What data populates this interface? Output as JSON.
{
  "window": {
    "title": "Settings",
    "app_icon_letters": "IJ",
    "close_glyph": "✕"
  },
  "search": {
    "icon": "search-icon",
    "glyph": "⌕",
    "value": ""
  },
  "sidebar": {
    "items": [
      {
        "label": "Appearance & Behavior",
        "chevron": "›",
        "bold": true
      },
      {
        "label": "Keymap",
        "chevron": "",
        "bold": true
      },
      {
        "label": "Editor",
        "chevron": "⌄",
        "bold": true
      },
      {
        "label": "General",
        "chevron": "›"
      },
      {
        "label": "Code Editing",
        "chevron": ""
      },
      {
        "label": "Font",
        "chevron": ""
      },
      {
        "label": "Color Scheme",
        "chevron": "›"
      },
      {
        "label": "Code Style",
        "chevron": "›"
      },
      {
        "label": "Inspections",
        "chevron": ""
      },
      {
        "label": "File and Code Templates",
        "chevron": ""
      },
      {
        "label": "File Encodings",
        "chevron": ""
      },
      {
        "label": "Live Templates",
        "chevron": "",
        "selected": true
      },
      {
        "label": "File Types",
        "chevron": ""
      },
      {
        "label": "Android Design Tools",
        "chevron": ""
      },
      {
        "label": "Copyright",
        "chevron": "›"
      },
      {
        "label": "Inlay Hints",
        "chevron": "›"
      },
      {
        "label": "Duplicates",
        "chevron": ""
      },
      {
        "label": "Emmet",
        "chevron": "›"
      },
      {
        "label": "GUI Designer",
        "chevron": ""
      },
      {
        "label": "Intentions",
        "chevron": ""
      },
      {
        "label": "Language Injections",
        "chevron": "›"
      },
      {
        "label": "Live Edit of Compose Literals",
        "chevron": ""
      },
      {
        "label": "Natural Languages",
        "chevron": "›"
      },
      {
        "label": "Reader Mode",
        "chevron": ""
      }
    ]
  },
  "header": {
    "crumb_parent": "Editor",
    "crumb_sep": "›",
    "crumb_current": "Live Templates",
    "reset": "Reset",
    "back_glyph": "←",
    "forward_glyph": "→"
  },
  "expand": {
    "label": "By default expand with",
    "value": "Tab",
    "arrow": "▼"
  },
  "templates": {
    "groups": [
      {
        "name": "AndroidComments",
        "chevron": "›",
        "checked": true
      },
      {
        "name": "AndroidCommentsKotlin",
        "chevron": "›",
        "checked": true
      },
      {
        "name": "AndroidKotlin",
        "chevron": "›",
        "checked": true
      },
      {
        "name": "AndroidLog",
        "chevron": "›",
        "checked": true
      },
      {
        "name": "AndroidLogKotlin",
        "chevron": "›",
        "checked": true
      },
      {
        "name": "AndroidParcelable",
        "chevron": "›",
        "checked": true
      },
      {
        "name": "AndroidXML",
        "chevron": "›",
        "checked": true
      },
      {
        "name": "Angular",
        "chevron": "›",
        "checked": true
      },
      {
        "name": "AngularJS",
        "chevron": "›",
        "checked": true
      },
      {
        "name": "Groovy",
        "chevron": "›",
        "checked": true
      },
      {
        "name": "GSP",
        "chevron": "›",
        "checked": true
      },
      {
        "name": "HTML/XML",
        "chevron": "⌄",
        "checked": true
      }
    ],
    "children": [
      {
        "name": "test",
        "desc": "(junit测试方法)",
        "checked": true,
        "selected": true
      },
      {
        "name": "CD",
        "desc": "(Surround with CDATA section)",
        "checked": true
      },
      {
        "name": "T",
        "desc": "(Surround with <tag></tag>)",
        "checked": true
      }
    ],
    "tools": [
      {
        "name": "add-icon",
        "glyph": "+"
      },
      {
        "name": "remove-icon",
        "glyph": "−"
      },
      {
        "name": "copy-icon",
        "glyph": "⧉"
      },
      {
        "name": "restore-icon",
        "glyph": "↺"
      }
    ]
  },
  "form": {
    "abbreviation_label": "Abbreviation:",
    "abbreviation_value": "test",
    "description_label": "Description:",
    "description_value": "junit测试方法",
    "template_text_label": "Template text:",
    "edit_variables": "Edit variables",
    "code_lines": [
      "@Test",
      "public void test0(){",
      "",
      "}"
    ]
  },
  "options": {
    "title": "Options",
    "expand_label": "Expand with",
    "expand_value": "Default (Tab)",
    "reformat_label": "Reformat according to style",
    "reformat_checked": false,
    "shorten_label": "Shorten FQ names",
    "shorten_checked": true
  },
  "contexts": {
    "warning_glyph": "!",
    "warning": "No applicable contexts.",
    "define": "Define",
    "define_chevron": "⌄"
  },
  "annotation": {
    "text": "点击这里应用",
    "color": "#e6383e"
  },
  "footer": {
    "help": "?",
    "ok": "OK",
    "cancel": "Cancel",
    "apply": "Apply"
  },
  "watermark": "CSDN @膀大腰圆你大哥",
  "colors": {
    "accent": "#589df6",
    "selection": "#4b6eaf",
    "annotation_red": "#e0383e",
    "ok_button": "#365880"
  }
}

• **DESCRIPTION OF THE TASK**
Write each line above out exactly.

• **REPLY**
What data populates this interface? Output as JSON.
{
  "window": {
    "title": "Settings",
    "app_icon_letters": "IJ",
    "close_glyph": "✕"
  },
  "search": {
    "icon": "search-icon",
    "glyph": "⌕",
    "value": ""
  },
  "sidebar": {
    "items": [
      {
        "label": "Appearance & Behavior",
        "chevron": "›",
        "bold": true
      },
      {
        "label": "Keymap",
        "chevron": "",
        "bold": true
      },
      {
        "label": "Editor",
        "chevron": "⌄",
        "bold": true
      },
      {
        "label": "General",
        "chevron": "›"
      },
      {
        "label": "Code Editing",
        "chevron": ""
      },
      {
        "label": "Font",
        "chevron": ""
      },
      {
        "label": "Color Scheme",
        "chevron": "›"
      },
      {
        "label": "Code Style",
        "chevron": "›"
      },
      {
        "label": "Inspections",
        "chevron": ""
      },
      {
        "label": "File and Code Templates",
        "chevron": ""
      },
      {
        "label": "File Encodings",
        "chevron": ""
      },
      {
        "label": "Live Templates",
        "chevron": "",
        "selected": true
      },
      {
        "label": "File Types",
        "chevron": ""
      },
      {
        "label": "Android Design Tools",
        "chevron": ""
      },
      {
        "label": "Copyright",
        "chevron": "›"
      },
      {
        "label": "Inlay Hints",
        "chevron": "›"
      },
      {
        "label": "Duplicates",
        "chevron": ""
      },
      {
        "label": "Emmet",
        "chevron": "›"
      },
      {
        "label": "GUI Designer",
        "chevron": ""
      },
      {
        "label": "Intentions",
        "chevron": ""
      },
      {
        "label": "Language Injections",
        "chevron": "›"
      },
      {
        "label": "Live Edit of Compose Literals",
        "chevron": ""
      },
      {
        "label": "Natural Languages",
        "chevron": "›"
      },
      {
        "label": "Reader Mode",
        "chevron": ""
      }
    ]
  },
  "header": {
    "crumb_parent": "Editor",
    "crumb_sep": "›",
    "crumb_current": "Live Templates",
    "reset": "Reset",
    "back_glyph": "←",
    "forward_glyph": "→"
  },
  "expand": {
    "label": "By default expand with",
    "value": "Tab",
    "arrow": "▼"
  },
  "templates": {
    "groups": [
      {
        "name": "AndroidComments",
        "chevron": "›",
        "checked": true
      },
      {
        "name": "AndroidCommentsKotlin",
        "chevron": "›",
        "checked": true
      },
      {
        "name": "AndroidKotlin",
        "chevron": "›",
        "checked": true
      },
      {
        "name": "AndroidLog",
        "chevron": "›",
        "checked": true
      },
      {
        "name": "AndroidLogKotlin",
        "chevron": "›",
        "checked": true
      },
      {
        "name": "AndroidParcelable",
        "chevron": "›",
        "checked": true
      },
      {
        "name": "AndroidXML",
        "chevron": "›",
        "checked": true
      },
      {
        "name": "Angular",
        "chevron": "›",
        "checked": true
      },
      {
        "name": "AngularJS",
        "chevron": "›",
        "checked": true
      },
      {
        "name": "Groovy",
        "chevron": "›",
        "checked": true
      },
      {
        "name": "GSP",
        "chevron": "›",
        "checked": true
      },
      {
        "name": "HTML/XML",
        "chevron": "⌄",
        "checked": true
      }
    ],
    "children": [
      {
        "name": "test",
        "desc": "(junit测试方法)",
        "checked": true,
        "selected": true
      },
      {
        "name": "CD",
        "desc": "(Surround with CDATA section)",
        "checked": true
      },
      {
        "name": "T",
        "desc": "(Surround with <tag></tag>)",
        "checked": true
      }
    ],
    "tools": [
      {
        "name": "add-icon",
        "glyph": "+"
      },
      {
        "name": "remove-icon",
        "glyph": "−"
      },
      {
        "name": "copy-icon",
        "glyph": "⧉"
      },
      {
        "name": "restore-icon",
        "glyph": "↺"
      }
    ]
  },
  "form": {
    "abbreviation_label": "Abbreviation:",
    "abbreviation_value": "test",
    "description_label": "Description:",
    "description_value": "junit测试方法",
    "template_text_label": "Template text:",
    "edit_variables": "Edit variables",
    "code_lines": [
      "@Test",
      "public void test0(){",
      "",
      "}"
    ]
  },
  "options": {
    "title": "Options",
    "expand_label": "Expand with",
    "expand_value": "Default (Tab)",
    "reformat_label": "Reformat according to style",
    "reformat_checked": false,
    "shorten_label": "Shorten FQ names",
    "shorten_checked": true
  },
  "contexts": {
    "warning_glyph": "!",
    "warning": "No applicable contexts.",
    "define": "Define",
    "define_chevron": "⌄"
  },
  "annotation": {
    "text": "点击这里应用",
    "color": "#e6383e"
  },
  "footer": {
    "help": "?",
    "ok": "OK",
    "cancel": "Cancel",
    "apply": "Apply"
  },
  "watermark": "CSDN @膀大腰圆你大哥",
  "colors": {
    "accent": "#589df6",
    "selection": "#4b6eaf",
    "annotation_red": "#e0383e",
    "ok_button": "#365880"
  }
}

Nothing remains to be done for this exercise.